**What is expected**
Print the data exactly as it is given, please.

**Records for this task**

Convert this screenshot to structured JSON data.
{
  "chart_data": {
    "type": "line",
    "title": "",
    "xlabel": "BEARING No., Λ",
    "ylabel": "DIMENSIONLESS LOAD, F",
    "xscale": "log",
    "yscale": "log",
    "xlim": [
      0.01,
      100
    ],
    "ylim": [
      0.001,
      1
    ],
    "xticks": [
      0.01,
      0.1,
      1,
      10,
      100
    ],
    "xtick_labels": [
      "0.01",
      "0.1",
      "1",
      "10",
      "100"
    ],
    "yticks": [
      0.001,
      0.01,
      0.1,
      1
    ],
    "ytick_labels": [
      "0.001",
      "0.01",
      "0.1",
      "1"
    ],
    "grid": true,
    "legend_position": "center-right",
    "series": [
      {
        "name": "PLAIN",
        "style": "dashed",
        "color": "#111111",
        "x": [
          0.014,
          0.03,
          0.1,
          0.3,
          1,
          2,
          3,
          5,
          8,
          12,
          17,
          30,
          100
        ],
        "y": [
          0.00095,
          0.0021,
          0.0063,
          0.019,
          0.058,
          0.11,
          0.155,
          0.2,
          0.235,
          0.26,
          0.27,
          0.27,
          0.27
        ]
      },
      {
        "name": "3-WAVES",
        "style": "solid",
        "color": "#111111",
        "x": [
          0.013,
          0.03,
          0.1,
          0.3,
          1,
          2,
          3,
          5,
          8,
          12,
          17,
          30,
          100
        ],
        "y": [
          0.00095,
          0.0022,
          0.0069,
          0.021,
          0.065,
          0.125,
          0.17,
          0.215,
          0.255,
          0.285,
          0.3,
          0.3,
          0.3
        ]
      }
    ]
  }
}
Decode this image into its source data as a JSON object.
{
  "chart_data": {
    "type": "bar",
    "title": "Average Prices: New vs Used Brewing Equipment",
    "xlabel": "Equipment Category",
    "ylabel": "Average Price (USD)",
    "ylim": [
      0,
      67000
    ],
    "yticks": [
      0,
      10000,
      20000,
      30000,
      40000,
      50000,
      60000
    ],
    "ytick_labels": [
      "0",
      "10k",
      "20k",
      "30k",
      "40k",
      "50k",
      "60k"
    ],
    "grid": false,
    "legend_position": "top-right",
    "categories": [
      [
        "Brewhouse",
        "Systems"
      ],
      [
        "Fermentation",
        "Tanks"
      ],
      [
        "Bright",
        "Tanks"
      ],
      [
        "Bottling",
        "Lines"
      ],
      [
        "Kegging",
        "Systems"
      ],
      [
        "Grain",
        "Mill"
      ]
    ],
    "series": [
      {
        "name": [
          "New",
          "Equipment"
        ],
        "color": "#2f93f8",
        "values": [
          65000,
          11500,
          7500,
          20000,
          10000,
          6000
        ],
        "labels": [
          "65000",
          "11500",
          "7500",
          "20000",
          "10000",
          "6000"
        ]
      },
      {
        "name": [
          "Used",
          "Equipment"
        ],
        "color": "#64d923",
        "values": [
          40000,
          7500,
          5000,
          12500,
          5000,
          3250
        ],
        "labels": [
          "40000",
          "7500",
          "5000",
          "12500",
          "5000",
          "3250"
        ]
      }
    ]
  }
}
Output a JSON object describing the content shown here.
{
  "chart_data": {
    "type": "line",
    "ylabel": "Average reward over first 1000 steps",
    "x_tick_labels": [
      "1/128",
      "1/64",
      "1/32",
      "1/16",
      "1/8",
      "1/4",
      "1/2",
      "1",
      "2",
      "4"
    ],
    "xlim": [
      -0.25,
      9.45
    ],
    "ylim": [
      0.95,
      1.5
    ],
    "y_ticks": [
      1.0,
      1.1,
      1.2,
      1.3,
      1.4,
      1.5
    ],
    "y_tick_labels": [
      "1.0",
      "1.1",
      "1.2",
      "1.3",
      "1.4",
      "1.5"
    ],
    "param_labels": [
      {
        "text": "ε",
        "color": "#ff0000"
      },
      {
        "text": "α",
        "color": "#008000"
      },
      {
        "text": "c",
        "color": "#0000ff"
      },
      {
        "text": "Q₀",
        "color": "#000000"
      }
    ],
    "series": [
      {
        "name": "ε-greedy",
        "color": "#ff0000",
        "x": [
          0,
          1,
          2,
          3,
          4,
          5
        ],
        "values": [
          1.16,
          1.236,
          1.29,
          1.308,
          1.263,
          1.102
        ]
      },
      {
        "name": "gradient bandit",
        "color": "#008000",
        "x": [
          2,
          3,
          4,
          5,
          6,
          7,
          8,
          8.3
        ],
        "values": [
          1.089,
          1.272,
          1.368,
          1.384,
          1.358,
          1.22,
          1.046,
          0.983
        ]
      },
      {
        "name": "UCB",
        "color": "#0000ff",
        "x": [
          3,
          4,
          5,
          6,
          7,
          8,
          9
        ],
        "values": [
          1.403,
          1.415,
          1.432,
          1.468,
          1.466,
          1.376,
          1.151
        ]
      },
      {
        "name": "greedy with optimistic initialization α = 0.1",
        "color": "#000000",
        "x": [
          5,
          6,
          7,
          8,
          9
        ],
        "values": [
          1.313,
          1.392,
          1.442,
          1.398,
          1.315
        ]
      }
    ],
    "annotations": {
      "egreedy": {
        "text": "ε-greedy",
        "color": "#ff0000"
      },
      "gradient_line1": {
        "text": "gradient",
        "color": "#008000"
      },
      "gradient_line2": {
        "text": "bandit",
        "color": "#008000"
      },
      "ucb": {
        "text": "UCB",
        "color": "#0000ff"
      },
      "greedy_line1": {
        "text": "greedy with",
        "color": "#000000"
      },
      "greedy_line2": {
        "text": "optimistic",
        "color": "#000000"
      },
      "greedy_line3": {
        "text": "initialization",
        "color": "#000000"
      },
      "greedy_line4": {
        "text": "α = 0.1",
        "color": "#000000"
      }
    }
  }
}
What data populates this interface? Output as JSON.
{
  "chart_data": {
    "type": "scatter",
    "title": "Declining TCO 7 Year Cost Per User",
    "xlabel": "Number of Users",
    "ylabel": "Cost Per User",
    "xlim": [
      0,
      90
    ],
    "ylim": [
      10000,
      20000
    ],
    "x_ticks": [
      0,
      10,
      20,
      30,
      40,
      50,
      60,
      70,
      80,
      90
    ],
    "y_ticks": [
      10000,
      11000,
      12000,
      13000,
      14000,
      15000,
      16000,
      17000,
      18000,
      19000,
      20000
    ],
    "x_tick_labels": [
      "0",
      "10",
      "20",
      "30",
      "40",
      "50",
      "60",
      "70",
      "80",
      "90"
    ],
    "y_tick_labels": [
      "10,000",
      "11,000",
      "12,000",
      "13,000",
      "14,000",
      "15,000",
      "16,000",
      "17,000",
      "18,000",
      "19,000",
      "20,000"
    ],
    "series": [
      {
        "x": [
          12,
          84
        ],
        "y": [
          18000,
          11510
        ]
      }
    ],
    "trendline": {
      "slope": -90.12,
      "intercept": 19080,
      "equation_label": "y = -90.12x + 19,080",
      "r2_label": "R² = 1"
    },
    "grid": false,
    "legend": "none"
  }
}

**The reply**
Convert this screenshot to structured JSON data.
{
  "chart_data": {
    "type": "line",
    "title": "",
    "xlabel": "BEARING No., Λ",
    "ylabel": "DIMENSIONLESS LOAD, F",
    "xscale": "log",
    "yscale": "log",
    "xlim": [
      0.01,
      100
    ],
    "ylim": [
      0.001,
      1
    ],
    "xticks": [
      0.01,
      0.1,
      1,
      10,
      100
    ],
    "xtick_labels": [
      "0.01",
      "0.1",
      "1",
      "10",
      "100"
    ],
    "yticks": [
      0.001,
      0.01,
      0.1,
      1
    ],
    "ytick_labels": [
      "0.001",
      "0.01",
      "0.1",
      "1"
    ],
    "grid": true,
    "legend_position": "center-right",
    "series": [
      {
        "name": "PLAIN",
        "style": "dashed",
        "color": "#111111",
        "x": [
          0.014,
          0.03,
          0.1,
          0.3,
          1,
          2,
          3,
          5,
          8,
          12,
          17,
          30,
          100
        ],
        "y": [
          0.00095,
          0.0021,
          0.0063,
          0.019,
          0.058,
          0.11,
          0.155,
          0.2,
          0.235,
          0.26,
          0.27,
          0.27,
          0.27
        ]
      },
      {
        "name": "3-WAVES",
        "style": "solid",
        "color": "#111111",
        "x": [
          0.013,
          0.03,
          0.1,
          0.3,
          1,
          2,
          3,
          5,
          8,
          12,
          17,
          30,
          100
        ],
        "y": [
          0.00095,
          0.0022,
          0.0069,
          0.021,
          0.065,
          0.125,
          0.17,
          0.215,
          0.255,
          0.285,
          0.3,
          0.3,
          0.3
        ]
      }
    ]
  }
}
Decode this image into its source data as a JSON object.
{
  "chart_data": {
    "type": "bar",
    "title": "Average Prices: New vs Used Brewing Equipment",
    "xlabel": "Equipment Category",
    "ylabel": "Average Price (USD)",
    "ylim": [
      0,
      67000
    ],
    "yticks": [
      0,
      10000,
      20000,
      30000,
      40000,
      50000,
      60000
    ],
    "ytick_labels": [
      "0",
      "10k",
      "20k",
      "30k",
      "40k",
      "50k",
      "60k"
    ],
    "grid": false,
    "legend_position": "top-right",
    "categories": [
      [
        "Brewhouse",
        "Systems"
      ],
      [
        "Fermentation",
        "Tanks"
      ],
      [
        "Bright",
        "Tanks"
      ],
      [
        "Bottling",
        "Lines"
      ],
      [
        "Kegging",
        "Systems"
      ],
      [
        "Grain",
        "Mill"
      ]
    ],
    "series": [
      {
        "name": [
          "New",
          "Equipment"
        ],
        "color": "#2f93f8",
        "values": [
          65000,
          11500,
          7500,
          20000,
          10000,
          6000
        ],
        "labels": [
          "65000",
          "11500",
          "7500",
          "20000",
          "10000",
          "6000"
        ]
      },
      {
        "name": [
          "Used",
          "Equipment"
        ],
        "color": "#64d923",
        "values": [
          40000,
          7500,
          5000,
          12500,
          5000,
          3250
        ],
        "labels": [
          "40000",
          "7500",
          "5000",
          "12500",
          "5000",
          "3250"
        ]
      }
    ]
  }
}
Output a JSON object describing the content shown here.
{
  "chart_data": {
    "type": "line",
    "ylabel": "Average reward over first 1000 steps",
    "x_tick_labels": [
      "1/128",
      "1/64",
      "1/32",
      "1/16",
      "1/8",
      "1/4",
      "1/2",
      "1",
      "2",
      "4"
    ],
    "xlim": [
      -0.25,
      9.45
    ],
    "ylim": [
      0.95,
      1.5
    ],
    "y_ticks": [
      1.0,
      1.1,
      1.2,
      1.3,
      1.4,
      1.5
    ],
    "y_tick_labels": [
      "1.0",
      "1.1",
      "1.2",
      "1.3",
      "1.4",
      "1.5"
    ],
    "param_labels": [
      {
        "text": "ε",
        "color": "#ff0000"
      },
      {
        "text": "α",
        "color": "#008000"
      },
      {
        "text": "c",
        "color": "#0000ff"
      },
      {
        "text": "Q₀",
        "color": "#000000"
      }
    ],
    "series": [
      {
        "name": "ε-greedy",
        "color": "#ff0000",
        "x": [
          0,
          1,
          2,
          3,
          4,
          5
        ],
        "values": [
          1.16,
          1.236,
          1.29,
          1.308,
          1.263,
          1.102
        ]
      },
      {
        "name": "gradient bandit",
        "color": "#008000",
        "x": [
          2,
          3,
          4,
          5,
          6,
          7,
          8,
          8.3
        ],
        "values": [
          1.089,
          1.272,
          1.368,
          1.384,
          1.358,
          1.22,
          1.046,
          0.983
        ]
      },
      {
        "name": "UCB",
        "color": "#0000ff",
        "x": [
          3,
          4,
          5,
          6,
          7,
          8,
          9
        ],
        "values": [
          1.403,
          1.415,
          1.432,
          1.468,
          1.466,
          1.376,
          1.151
        ]
      },
      {
        "name": "greedy with optimistic initialization α = 0.1",
        "color": "#000000",
        "x": [
          5,
          6,
          7,
          8,
          9
        ],
        "values": [
          1.313,
          1.392,
          1.442,
          1.398,
          1.315
        ]
      }
    ],
    "annotations": {
      "egreedy": {
        "text": "ε-greedy",
        "color": "#ff0000"
      },
      "gradient_line1": {
        "text": "gradient",
        "color": "#008000"
      },
      "gradient_line2": {
        "text": "bandit",
        "color": "#008000"
      },
      "ucb": {
        "text": "UCB",
        "color": "#0000ff"
      },
      "greedy_line1": {
        "text": "greedy with",
        "color": "#000000"
      },
      "greedy_line2": {
        "text": "optimistic",
        "color": "#000000"
      },
      "greedy_line3": {
        "text": "initialization",
        "color": "#000000"
      },
      "greedy_line4": {
        "text": "α = 0.1",
        "color": "#000000"
      }
    }
  }
}
What data populates this interface? Output as JSON.
{
  "chart_data": {
    "type": "scatter",
    "title": "Declining TCO 7 Year Cost Per User",
    "xlabel": "Number of Users",
    "ylabel": "Cost Per User",
    "xlim": [
      0,
      90
    ],
    "ylim": [
      10000,
      20000
    ],
    "x_ticks": [
      0,
      10,
      20,
      30,
      40,
      50,
      60,
      70,
      80,
      90
    ],
    "y_ticks": [
      10000,
      11000,
      12000,
      13000,
      14000,
      15000,
      16000,
      17000,
      18000,
      19000,
      20000
    ],
    "x_tick_labels": [
      "0",
      "10",
      "20",
      "30",
      "40",
      "50",
      "60",
      "70",
      "80",
      "90"
    ],
    "y_tick_labels": [
      "10,000",
      "11,000",
      "12,000",
      "13,000",
      "14,000",
      "15,000",
      "16,000",
      "17,000",
      "18,000",
      "19,000",
      "20,000"
    ],
    "series": [
      {
        "x": [
          12,
          84
        ],
        "y": [
          18000,
          11510
        ]
      }
    ],
    "trendline": {
      "slope": -90.12,
      "intercept": 19080,
      "equation_label": "y = -90.12x + 19,080",
      "r2_label": "R² = 1"
    },
    "grid": false,
    "legend": "none"
  }
}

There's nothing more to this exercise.